(Extracted records)
= = =
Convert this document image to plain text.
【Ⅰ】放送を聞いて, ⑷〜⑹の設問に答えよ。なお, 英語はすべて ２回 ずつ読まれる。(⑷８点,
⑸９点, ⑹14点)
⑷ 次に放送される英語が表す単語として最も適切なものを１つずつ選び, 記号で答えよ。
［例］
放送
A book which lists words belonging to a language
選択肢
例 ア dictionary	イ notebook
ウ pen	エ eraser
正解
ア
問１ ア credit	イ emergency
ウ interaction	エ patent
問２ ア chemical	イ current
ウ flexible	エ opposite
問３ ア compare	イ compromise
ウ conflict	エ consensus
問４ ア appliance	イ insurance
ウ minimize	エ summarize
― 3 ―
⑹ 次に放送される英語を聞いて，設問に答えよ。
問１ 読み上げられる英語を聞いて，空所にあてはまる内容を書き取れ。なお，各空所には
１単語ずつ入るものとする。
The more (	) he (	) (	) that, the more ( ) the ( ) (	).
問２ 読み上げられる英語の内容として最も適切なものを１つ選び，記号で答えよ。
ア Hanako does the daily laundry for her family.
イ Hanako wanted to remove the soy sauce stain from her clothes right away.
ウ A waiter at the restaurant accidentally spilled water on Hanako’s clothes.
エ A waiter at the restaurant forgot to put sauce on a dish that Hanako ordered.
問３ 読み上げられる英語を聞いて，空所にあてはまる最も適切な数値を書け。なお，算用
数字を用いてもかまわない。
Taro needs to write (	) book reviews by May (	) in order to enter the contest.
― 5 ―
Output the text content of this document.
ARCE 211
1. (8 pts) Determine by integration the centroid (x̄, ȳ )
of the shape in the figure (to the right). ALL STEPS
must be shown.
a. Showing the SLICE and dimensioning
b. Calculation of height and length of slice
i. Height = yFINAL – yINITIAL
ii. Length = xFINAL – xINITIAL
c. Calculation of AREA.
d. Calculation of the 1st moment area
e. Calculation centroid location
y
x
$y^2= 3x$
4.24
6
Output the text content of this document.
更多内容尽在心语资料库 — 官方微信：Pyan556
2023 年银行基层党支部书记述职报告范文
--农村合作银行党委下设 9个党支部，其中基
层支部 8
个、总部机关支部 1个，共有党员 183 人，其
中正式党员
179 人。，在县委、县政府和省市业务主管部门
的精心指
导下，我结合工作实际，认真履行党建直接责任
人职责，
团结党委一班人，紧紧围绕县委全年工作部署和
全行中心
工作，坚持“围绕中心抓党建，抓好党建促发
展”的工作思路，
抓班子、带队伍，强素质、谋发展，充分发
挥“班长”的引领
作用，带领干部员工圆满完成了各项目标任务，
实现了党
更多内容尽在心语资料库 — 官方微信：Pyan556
= = =
Task: Find the word "記号で答えよ" in the data and show each line that holds it.

Solution to the problem:
⑷ 次に放送される英語が表す単語として最も適切なものを１つずつ選び, 記号で答えよ。
問２ 読み上げられる英語の内容として最も適切なものを１つ選び，記号で答えよ。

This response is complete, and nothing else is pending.